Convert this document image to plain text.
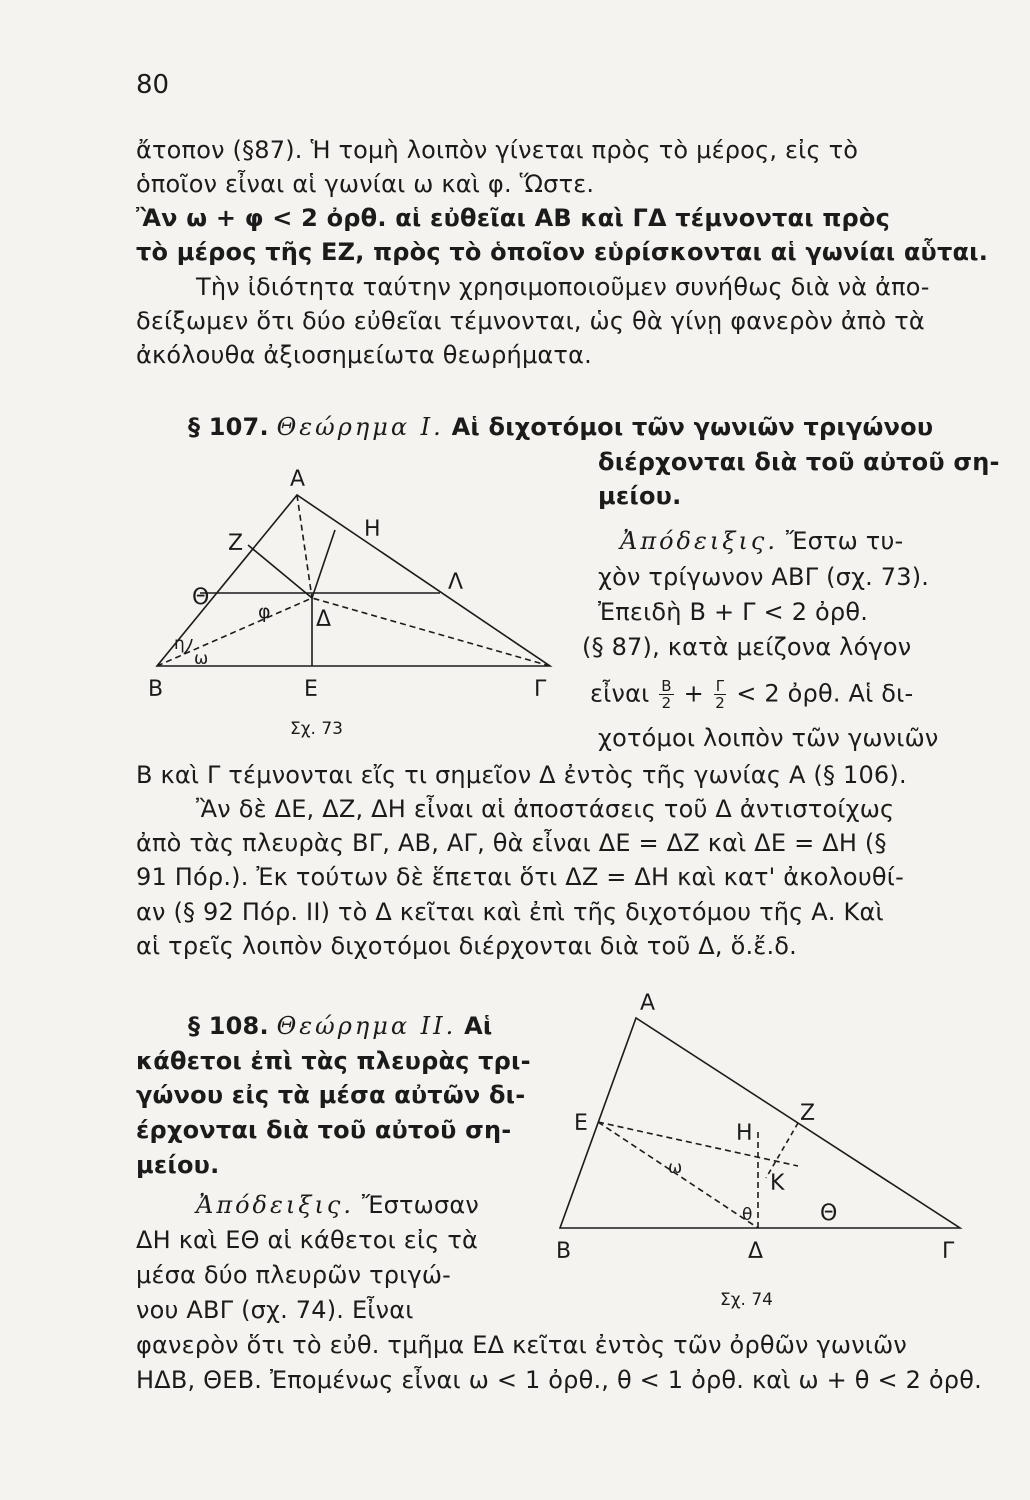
80
ἄτοπον (§87). Ἡ τομὴ λοιπὸν γίνεται πρὸς τὸ μέρος, εἰς τὸ
ὁποῖον εἶναι αἱ γωνίαι ω καὶ φ. Ὥστε.
Ἂν ω + φ < 2 ὀρθ. αἱ εὐθεῖαι ΑΒ καὶ ΓΔ τέμνονται πρὸς
τὸ μέρος τῆς ΕΖ, πρὸς τὸ ὁποῖον εὑρίσκονται αἱ γωνίαι αὗται.
Τὴν ἰδιότητα ταύτην χρησιμοποιοῦμεν συνήθως διὰ νὰ ἀπο-
δείξωμεν ὅτι δύο εὐθεῖαι τέμνονται, ὡς θὰ γίνῃ φανερὸν ἀπὸ τὰ
ἀκόλουθα ἀξιοσημείωτα θεωρήματα.
§ 107. Θεώρημα Ι. Αἱ διχοτόμοι τῶν γωνιῶν τριγώνου
διέρχονται διὰ τοῦ αὐτοῦ ση-
μείου.
Ἀπόδειξις. Ἔστω τυ-
χὸν τρίγωνον ΑΒΓ (σχ. 73).
Ἐπειδὴ Β + Γ < 2 ὀρθ.
(§ 87), κατὰ μείζονα λόγον
εἶναι $\frac{B}{2} + \frac{\Gamma}{2} < 2$ ὀρθ. Αἱ δι-
χοτόμοι λοιπὸν τῶν γωνιῶν
Β καὶ Γ τέμνονται εἴς τι σημεῖον Δ ἐντὸς τῆς γωνίας Α (§ 106).
Ἂν δὲ ΔΕ, ΔΖ, ΔΗ εἶναι αἱ ἀποστάσεις τοῦ Δ ἀντιστοίχως
ἀπὸ τὰς πλευρὰς ΒΓ, ΑΒ, ΑΓ, θὰ εἶναι ΔΕ = ΔΖ καὶ ΔΕ = ΔΗ (§
91 Πόρ.). Ἐκ τούτων δὲ ἕπεται ὅτι ΔΖ = ΔΗ καὶ κατ' ἀκολουθί-
αν (§ 92 Πόρ. ΙΙ) τὸ Δ κεῖται καὶ ἐπὶ τῆς διχοτόμου τῆς Α. Καὶ
αἱ τρεῖς λοιπὸν διχοτόμοι διέρχονται διὰ τοῦ Δ, ὅ.ἔ.δ.
Α
Ζ
Η
Θ
Λ
φ Δ
η
ω
Β	Ε	Γ
Σχ. 73
§ 108. Θεώρημα ΙΙ. Αἱ
κάθετοι ἐπὶ τὰς πλευρὰς τρι-
γώνου εἰς τὰ μέσα αὐτῶν δι-
έρχονται διὰ τοῦ αὐτοῦ ση-
μείου.
Ἀπόδειξις. Ἔστωσαν
ΔΗ καὶ ΕΘ αἱ κάθετοι εἰς τὰ
μέσα δύο πλευρῶν τριγώ-
νου ΑΒΓ (σχ. 74). Εἶναι
φανερὸν ὅτι τὸ εὐθ. τμῆμα ΕΔ κεῖται ἐντὸς τῶν ὀρθῶν γωνιῶν
ΗΔΒ, ΘΕΒ. Ἐπομένως εἶναι ω < 1 ὀρθ., θ < 1 ὀρθ. καὶ ω + θ < 2 ὀρθ.
Α
Ζ
Ε	Η
ω
Κ
θ	Θ
Β	Δ	Γ
Σχ. 74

--*--

## Work to be completed
Transcribe the records above exactly as they appear, leaving out any pictures.

## Final result
Convert this document image to plain text.
80
ἄτοπον (§87). Ἡ τομὴ λοιπὸν γίνεται πρὸς τὸ μέρος, εἰς τὸ
ὁποῖον εἶναι αἱ γωνίαι ω καὶ φ. Ὥστε.
Ἂν ω + φ < 2 ὀρθ. αἱ εὐθεῖαι ΑΒ καὶ ΓΔ τέμνονται πρὸς
τὸ μέρος τῆς ΕΖ, πρὸς τὸ ὁποῖον εὑρίσκονται αἱ γωνίαι αὗται.
Τὴν ἰδιότητα ταύτην χρησιμοποιοῦμεν συνήθως διὰ νὰ ἀπο-
δείξωμεν ὅτι δύο εὐθεῖαι τέμνονται, ὡς θὰ γίνῃ φανερὸν ἀπὸ τὰ
ἀκόλουθα ἀξιοσημείωτα θεωρήματα.
§ 107. Θεώρημα Ι. Αἱ διχοτόμοι τῶν γωνιῶν τριγώνου
διέρχονται διὰ τοῦ αὐτοῦ ση-
μείου.
Ἀπόδειξις. Ἔστω τυ-
χὸν τρίγωνον ΑΒΓ (σχ. 73).
Ἐπειδὴ Β + Γ < 2 ὀρθ.
(§ 87), κατὰ μείζονα λόγον
εἶναι $\frac{B}{2} + \frac{\Gamma}{2} < 2$ ὀρθ. Αἱ δι-
χοτόμοι λοιπὸν τῶν γωνιῶν
Β καὶ Γ τέμνονται εἴς τι σημεῖον Δ ἐντὸς τῆς γωνίας Α (§ 106).
Ἂν δὲ ΔΕ, ΔΖ, ΔΗ εἶναι αἱ ἀποστάσεις τοῦ Δ ἀντιστοίχως
ἀπὸ τὰς πλευρὰς ΒΓ, ΑΒ, ΑΓ, θὰ εἶναι ΔΕ = ΔΖ καὶ ΔΕ = ΔΗ (§
91 Πόρ.). Ἐκ τούτων δὲ ἕπεται ὅτι ΔΖ = ΔΗ καὶ κατ' ἀκολουθί-
αν (§ 92 Πόρ. ΙΙ) τὸ Δ κεῖται καὶ ἐπὶ τῆς διχοτόμου τῆς Α. Καὶ
αἱ τρεῖς λοιπὸν διχοτόμοι διέρχονται διὰ τοῦ Δ, ὅ.ἔ.δ.
Α
Ζ
Η
Θ
Λ
φ Δ
η
ω
Β	Ε	Γ
Σχ. 73
§ 108. Θεώρημα ΙΙ. Αἱ
κάθετοι ἐπὶ τὰς πλευρὰς τρι-
γώνου εἰς τὰ μέσα αὐτῶν δι-
έρχονται διὰ τοῦ αὐτοῦ ση-
μείου.
Ἀπόδειξις. Ἔστωσαν
ΔΗ καὶ ΕΘ αἱ κάθετοι εἰς τὰ
μέσα δύο πλευρῶν τριγώ-
νου ΑΒΓ (σχ. 74). Εἶναι
φανερὸν ὅτι τὸ εὐθ. τμῆμα ΕΔ κεῖται ἐντὸς τῶν ὀρθῶν γωνιῶν
ΗΔΒ, ΘΕΒ. Ἐπομένως εἶναι ω < 1 ὀρθ., θ < 1 ὀρθ. καὶ ω + θ < 2 ὀρθ.
Α
Ζ
Ε	Η
ω
Κ
θ	Θ
Β	Δ	Γ
Σχ. 74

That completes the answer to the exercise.